TASK REQUIREMENTS:
Which lines hold the word "this"? Copy each one.

INFORMATION PROVIDED:

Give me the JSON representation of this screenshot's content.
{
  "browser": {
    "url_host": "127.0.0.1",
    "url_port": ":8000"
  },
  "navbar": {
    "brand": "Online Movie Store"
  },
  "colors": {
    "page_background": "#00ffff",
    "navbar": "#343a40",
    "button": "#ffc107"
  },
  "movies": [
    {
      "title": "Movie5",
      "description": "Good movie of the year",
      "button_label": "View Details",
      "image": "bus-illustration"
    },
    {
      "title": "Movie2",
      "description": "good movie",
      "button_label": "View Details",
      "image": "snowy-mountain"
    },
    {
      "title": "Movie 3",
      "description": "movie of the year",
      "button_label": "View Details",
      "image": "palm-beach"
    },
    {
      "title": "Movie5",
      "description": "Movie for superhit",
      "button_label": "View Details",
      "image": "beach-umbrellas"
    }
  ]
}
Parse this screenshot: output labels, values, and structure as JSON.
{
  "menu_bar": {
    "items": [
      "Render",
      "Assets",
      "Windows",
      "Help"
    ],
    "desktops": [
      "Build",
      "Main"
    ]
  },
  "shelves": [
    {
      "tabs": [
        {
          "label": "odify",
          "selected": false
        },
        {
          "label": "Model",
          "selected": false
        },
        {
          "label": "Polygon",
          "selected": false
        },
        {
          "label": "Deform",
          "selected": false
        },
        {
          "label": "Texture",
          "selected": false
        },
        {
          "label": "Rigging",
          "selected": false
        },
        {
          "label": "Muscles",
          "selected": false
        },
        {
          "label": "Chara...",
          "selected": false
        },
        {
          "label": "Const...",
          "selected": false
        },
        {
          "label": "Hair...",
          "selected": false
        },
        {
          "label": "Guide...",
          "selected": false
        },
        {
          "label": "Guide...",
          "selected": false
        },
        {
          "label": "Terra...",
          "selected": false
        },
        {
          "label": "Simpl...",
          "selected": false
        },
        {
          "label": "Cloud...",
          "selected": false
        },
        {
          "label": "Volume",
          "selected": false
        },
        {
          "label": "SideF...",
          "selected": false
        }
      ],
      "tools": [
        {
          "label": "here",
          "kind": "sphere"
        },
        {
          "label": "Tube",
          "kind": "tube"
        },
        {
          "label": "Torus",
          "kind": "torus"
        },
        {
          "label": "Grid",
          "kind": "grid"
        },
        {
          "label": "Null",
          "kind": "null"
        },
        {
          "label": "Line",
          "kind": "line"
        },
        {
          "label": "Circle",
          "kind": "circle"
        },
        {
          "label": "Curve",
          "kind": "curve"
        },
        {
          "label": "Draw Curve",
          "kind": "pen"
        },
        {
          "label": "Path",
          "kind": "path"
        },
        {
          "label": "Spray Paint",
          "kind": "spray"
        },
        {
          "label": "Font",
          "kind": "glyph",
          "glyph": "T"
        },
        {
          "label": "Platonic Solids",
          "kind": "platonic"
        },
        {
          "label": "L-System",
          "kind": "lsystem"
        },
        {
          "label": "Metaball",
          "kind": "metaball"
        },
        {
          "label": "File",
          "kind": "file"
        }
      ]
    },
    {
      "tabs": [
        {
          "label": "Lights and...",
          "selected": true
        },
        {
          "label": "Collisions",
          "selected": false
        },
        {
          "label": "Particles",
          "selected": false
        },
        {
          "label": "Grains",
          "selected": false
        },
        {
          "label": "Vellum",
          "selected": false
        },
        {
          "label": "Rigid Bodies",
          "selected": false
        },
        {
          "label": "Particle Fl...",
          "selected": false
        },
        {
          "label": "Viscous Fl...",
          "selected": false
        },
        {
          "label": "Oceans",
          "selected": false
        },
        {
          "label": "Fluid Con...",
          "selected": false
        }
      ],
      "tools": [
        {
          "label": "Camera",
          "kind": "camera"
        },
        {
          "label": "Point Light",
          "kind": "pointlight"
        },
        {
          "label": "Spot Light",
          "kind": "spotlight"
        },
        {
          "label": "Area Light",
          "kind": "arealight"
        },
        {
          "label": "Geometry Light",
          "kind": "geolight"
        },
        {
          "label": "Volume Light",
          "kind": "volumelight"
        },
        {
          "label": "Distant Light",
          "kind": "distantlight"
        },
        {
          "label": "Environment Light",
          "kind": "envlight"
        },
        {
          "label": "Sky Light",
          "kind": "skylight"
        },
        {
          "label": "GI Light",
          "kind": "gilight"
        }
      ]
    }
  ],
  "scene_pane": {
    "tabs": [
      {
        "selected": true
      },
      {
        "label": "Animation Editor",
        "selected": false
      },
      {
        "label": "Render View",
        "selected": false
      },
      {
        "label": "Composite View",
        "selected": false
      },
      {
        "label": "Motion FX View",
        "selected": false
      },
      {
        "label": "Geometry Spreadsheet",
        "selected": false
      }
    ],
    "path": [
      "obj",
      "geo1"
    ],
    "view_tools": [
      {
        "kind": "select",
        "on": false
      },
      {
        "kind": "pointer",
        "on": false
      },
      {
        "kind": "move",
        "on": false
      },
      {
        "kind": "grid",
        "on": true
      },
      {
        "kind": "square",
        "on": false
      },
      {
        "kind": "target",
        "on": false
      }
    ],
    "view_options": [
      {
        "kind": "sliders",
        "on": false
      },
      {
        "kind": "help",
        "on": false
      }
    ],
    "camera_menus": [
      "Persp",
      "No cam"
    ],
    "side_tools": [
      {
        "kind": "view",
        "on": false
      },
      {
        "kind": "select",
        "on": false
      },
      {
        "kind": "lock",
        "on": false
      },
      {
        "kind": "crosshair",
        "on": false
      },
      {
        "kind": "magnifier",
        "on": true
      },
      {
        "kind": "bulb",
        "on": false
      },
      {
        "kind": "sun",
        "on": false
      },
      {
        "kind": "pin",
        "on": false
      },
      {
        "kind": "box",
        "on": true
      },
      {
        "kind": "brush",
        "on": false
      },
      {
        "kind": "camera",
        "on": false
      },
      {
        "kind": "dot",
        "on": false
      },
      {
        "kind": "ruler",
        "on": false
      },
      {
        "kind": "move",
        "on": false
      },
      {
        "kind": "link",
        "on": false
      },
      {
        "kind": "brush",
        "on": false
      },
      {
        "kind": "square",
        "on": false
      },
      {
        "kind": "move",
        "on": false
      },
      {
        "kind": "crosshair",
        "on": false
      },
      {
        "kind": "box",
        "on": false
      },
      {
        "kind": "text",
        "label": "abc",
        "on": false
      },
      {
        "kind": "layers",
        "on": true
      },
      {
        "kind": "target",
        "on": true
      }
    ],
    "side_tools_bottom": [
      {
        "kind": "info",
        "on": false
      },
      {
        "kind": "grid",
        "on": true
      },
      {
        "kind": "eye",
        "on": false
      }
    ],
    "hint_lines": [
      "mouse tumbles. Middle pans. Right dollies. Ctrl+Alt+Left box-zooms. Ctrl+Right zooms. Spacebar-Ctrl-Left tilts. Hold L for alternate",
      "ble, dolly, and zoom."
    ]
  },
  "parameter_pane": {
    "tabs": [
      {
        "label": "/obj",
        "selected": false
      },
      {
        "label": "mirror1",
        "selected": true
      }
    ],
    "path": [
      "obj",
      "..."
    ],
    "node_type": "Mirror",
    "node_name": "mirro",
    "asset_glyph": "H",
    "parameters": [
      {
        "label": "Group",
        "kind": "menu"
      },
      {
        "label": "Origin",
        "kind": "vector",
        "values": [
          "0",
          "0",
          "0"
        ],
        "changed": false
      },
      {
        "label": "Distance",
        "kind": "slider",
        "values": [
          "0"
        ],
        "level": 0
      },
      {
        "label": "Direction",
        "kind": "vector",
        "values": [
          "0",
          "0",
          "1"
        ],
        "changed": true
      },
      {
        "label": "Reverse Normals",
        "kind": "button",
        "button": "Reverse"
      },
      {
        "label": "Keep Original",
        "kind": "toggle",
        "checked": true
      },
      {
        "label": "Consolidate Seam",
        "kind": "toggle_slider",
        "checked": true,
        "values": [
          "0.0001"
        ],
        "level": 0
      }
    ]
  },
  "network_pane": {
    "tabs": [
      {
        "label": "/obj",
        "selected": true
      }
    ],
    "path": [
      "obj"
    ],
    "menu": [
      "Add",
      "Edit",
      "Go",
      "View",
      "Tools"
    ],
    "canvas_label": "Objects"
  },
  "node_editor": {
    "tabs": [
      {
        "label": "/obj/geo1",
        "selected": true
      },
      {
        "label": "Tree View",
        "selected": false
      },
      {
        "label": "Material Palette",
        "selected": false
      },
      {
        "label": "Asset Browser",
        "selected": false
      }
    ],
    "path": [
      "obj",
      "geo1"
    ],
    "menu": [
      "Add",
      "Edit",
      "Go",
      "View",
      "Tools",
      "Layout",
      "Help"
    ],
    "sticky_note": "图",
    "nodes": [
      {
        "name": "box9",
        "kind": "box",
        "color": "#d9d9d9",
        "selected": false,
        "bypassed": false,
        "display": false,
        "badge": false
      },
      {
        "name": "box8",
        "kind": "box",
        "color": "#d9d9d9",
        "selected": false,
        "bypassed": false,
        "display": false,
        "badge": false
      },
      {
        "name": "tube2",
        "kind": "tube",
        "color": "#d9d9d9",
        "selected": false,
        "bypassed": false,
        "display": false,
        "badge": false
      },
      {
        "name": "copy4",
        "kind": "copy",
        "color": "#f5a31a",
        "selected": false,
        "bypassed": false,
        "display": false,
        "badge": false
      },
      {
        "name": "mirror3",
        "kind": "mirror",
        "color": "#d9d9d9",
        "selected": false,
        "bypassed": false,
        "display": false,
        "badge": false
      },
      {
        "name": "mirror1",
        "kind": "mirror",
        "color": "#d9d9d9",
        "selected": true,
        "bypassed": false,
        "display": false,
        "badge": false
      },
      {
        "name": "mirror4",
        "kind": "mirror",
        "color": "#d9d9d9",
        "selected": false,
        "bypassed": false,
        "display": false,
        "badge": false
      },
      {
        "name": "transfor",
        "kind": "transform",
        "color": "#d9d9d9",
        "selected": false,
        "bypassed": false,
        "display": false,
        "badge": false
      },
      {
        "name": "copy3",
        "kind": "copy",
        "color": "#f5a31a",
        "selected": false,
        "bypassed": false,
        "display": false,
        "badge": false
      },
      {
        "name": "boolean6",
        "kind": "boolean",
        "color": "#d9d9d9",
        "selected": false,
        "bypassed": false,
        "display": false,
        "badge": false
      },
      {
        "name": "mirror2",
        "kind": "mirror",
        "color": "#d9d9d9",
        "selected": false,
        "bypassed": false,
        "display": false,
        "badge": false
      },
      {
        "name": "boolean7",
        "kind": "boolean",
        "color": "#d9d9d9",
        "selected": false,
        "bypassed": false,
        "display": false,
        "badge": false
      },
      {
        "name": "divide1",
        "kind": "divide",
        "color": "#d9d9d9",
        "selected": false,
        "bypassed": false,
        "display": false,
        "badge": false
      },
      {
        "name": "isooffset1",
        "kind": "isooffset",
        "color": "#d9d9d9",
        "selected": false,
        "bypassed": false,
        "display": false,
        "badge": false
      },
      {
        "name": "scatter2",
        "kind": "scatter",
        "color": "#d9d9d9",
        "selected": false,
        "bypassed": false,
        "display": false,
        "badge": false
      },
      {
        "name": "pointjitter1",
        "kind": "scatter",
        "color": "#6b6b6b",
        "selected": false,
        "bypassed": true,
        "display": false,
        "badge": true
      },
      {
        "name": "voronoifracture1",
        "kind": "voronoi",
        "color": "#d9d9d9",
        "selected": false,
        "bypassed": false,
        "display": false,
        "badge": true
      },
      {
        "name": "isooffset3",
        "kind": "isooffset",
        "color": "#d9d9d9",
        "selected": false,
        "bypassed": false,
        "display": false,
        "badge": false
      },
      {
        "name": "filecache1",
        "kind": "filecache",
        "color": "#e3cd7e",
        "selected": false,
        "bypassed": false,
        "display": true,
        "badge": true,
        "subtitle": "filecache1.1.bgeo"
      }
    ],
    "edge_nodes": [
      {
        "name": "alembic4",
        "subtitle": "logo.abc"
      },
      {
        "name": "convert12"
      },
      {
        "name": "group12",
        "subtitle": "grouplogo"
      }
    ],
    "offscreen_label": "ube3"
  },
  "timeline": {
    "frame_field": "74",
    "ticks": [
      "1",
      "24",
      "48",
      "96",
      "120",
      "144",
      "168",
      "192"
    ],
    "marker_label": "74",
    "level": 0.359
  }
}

CORRECT RESULT:
Give me the JSON representation of this screenshot's content.
Parse this screenshot: output labels, values, and structure as JSON.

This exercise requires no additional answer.